Reproduce every entry below precisely. Pictures are excluded from the copy.

─── INFORMATION SHOWN ───

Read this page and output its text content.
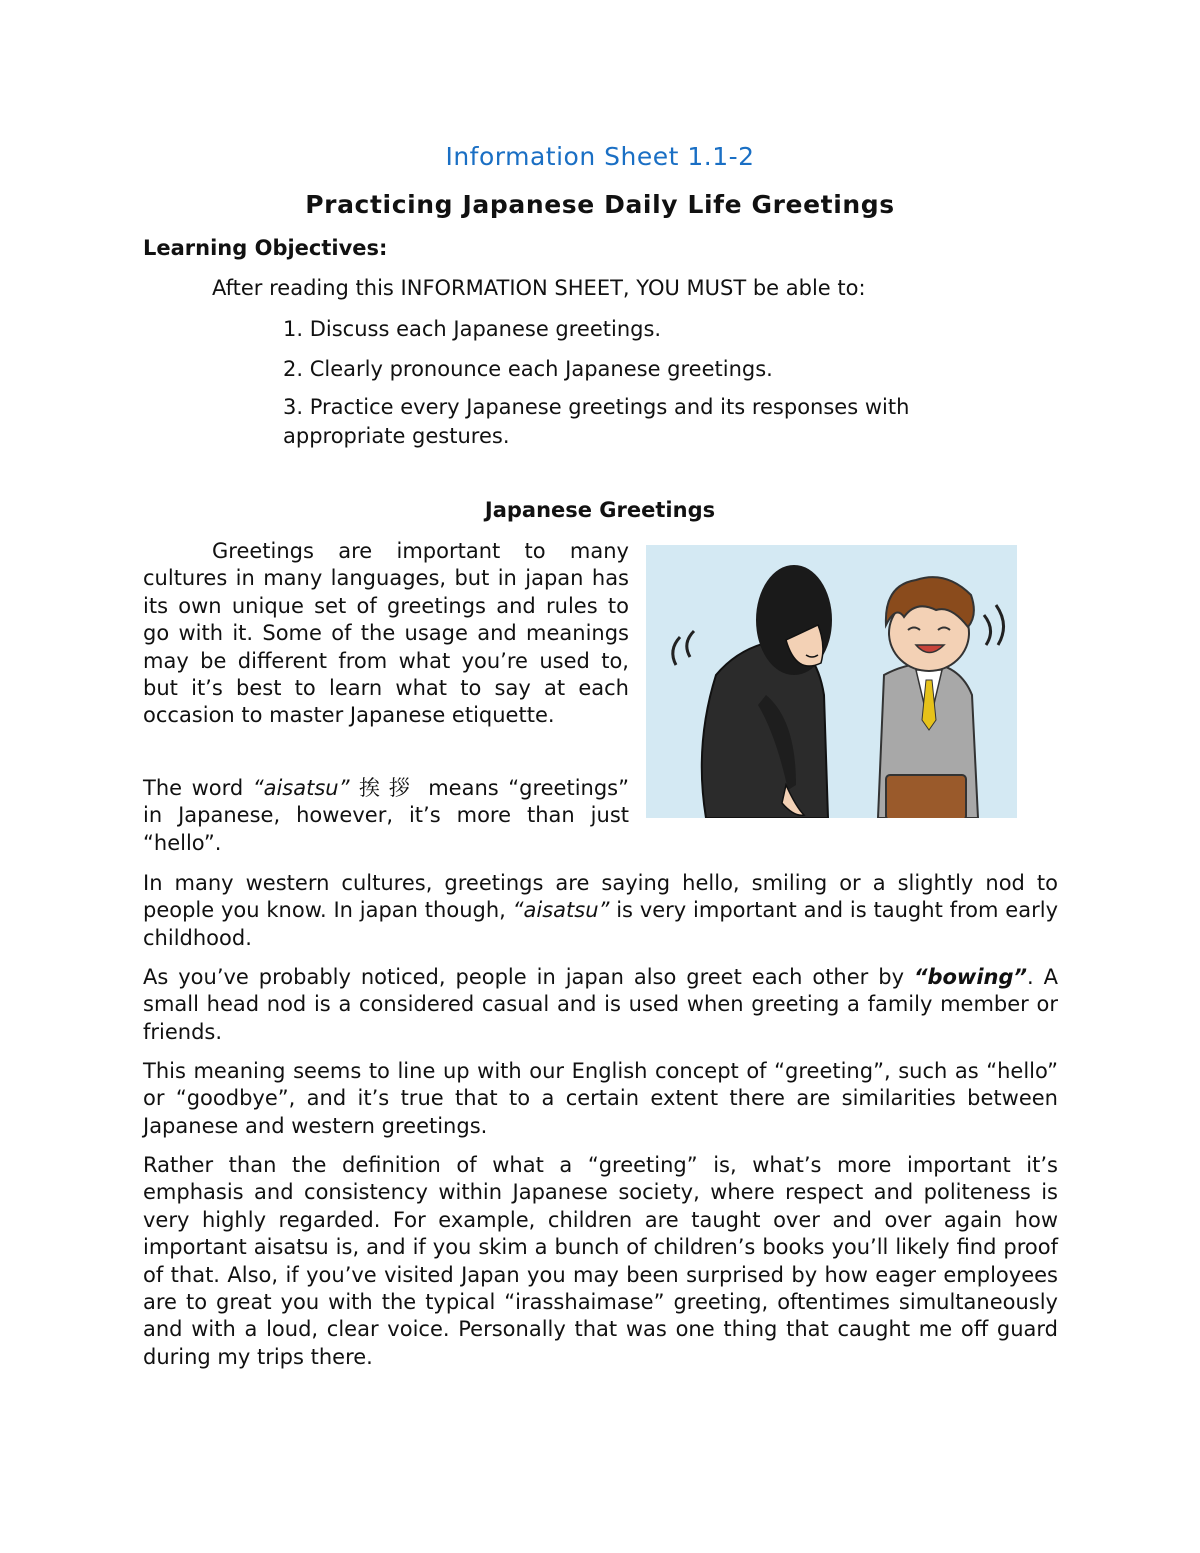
Information Sheet 1.1-2
Practicing Japanese Daily Life Greetings
Learning Objectives:
After reading this INFORMATION SHEET, YOU MUST be able to:
1. Discuss each Japanese greetings.
2. Clearly pronounce each Japanese greetings.
3. Practice every Japanese greetings and its responses with appropriate gestures.
Japanese Greetings

Greetings are important to many cultures in many languages, but in japan has its own unique set of greetings and rules to go with it. Some of the usage and meanings may be different from what you’re used to, but it’s best to learn what to say at each occasion to master Japanese etiquette.

The word “aisatsu” 挨拶 means “greetings” in Japanese, however, it’s more than just “hello”.

In many western cultures, greetings are saying hello, smiling or a slightly nod to people you know. In japan though, “aisatsu” is very important and is taught from early childhood.

As you’ve probably noticed, people in japan also greet each other by “bowing”. A small head nod is a considered casual and is used when greeting a family member or friends.

This meaning seems to line up with our English concept of “greeting”, such as “hello” or “goodbye”, and it’s true that to a certain extent there are similarities between Japanese and western greetings.

Rather than the definition of what a “greeting” is, what’s more important it’s emphasis and consistency within Japanese society, where respect and politeness is very highly regarded. For example, children are taught over and over again how important aisatsu is, and if you skim a bunch of children’s books you’ll likely find proof of that. Also, if you’ve visited Japan you may been surprised by how eager employees are to great you with the typical “irasshaimase” greeting, oftentimes simultaneously and with a loud, clear voice. Personally that was one thing that caught me off guard during my trips there.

───

#### [THE RESPONSE]
Read this page and output its text content.
Information Sheet 1.1-2
Practicing Japanese Daily Life Greetings
Learning Objectives:
After reading this INFORMATION SHEET, YOU MUST be able to:
1. Discuss each Japanese greetings.
2. Clearly pronounce each Japanese greetings.
3. Practice every Japanese greetings and its responses with appropriate gestures.
Japanese Greetings

Greetings are important to many cultures in many languages, but in japan has its own unique set of greetings and rules to go with it. Some of the usage and meanings may be different from what you’re used to, but it’s best to learn what to say at each occasion to master Japanese etiquette.

The word “aisatsu” 挨拶 means “greetings” in Japanese, however, it’s more than just “hello”.

In many western cultures, greetings are saying hello, smiling or a slightly nod to people you know. In japan though, “aisatsu” is very important and is taught from early childhood.

As you’ve probably noticed, people in japan also greet each other by “bowing”. A small head nod is a considered casual and is used when greeting a family member or friends.

This meaning seems to line up with our English concept of “greeting”, such as “hello” or “goodbye”, and it’s true that to a certain extent there are similarities between Japanese and western greetings.

Rather than the definition of what a “greeting” is, what’s more important it’s emphasis and consistency within Japanese society, where respect and politeness is very highly regarded. For example, children are taught over and over again how important aisatsu is, and if you skim a bunch of children’s books you’ll likely find proof of that. Also, if you’ve visited Japan you may been surprised by how eager employees are to great you with the typical “irasshaimase” greeting, oftentimes simultaneously and with a loud, clear voice. Personally that was one thing that caught me off guard during my trips there.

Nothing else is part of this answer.